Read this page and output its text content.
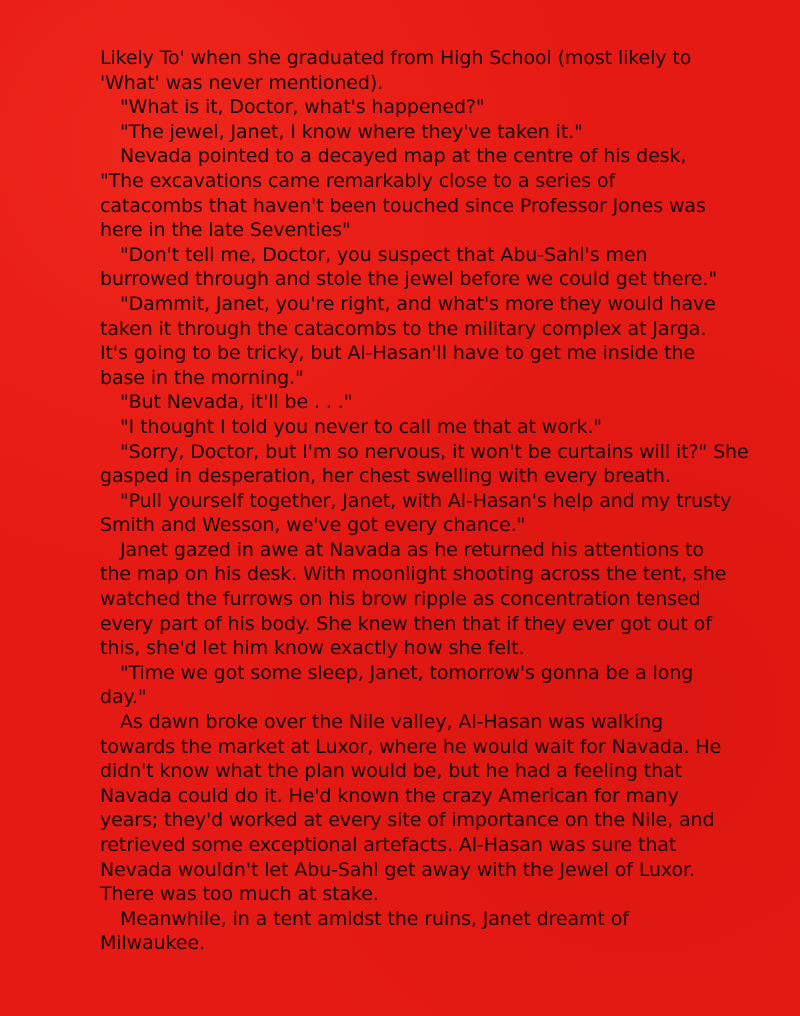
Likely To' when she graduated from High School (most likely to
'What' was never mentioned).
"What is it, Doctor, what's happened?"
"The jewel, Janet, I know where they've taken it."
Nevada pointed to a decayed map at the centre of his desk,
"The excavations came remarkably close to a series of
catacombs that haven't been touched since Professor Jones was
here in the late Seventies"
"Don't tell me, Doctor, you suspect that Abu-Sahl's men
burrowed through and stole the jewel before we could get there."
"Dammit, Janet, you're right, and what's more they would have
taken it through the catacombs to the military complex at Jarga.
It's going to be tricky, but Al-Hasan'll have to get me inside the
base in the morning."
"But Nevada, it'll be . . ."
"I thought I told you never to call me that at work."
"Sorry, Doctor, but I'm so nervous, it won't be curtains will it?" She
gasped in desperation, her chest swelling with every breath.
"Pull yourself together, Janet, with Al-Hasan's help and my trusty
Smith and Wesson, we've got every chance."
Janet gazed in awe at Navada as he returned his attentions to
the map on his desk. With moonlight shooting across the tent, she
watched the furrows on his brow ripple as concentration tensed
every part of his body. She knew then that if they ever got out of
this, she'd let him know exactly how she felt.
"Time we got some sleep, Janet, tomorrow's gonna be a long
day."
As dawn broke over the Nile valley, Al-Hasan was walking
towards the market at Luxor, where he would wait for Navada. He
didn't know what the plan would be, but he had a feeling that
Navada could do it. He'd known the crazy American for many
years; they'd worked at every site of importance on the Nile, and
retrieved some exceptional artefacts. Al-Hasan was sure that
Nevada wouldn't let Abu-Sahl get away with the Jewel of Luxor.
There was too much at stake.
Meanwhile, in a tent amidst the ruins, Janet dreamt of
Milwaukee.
★ ★ ★ ★ ★ ★ ★
* **Problem statement**
Extract all lines from the material above that include the word "they".

* **Task answer**
"The jewel, Janet, I know where they've taken it."
"Dammit, Janet, you're right, and what's more they would have
every part of his body. She knew then that if they ever got out of
years; they'd worked at every site of importance on the Nile, and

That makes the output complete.